### SHORT PROBLEM
Gather each line containing the string "that" from these entries.

### STORED RECORDS
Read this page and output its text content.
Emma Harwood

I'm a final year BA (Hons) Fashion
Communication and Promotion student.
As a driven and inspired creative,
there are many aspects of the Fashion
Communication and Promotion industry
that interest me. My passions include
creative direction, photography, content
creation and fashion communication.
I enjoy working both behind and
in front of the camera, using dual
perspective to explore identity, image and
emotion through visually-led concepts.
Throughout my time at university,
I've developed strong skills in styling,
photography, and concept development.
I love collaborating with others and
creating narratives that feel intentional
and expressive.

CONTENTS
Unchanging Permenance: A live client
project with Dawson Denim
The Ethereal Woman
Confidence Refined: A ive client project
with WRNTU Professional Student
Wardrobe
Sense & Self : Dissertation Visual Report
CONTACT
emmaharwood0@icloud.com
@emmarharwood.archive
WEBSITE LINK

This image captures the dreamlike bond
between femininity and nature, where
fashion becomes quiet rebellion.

### TASK OUTPUT
that interest me. My passions include
creating narratives that feel intentional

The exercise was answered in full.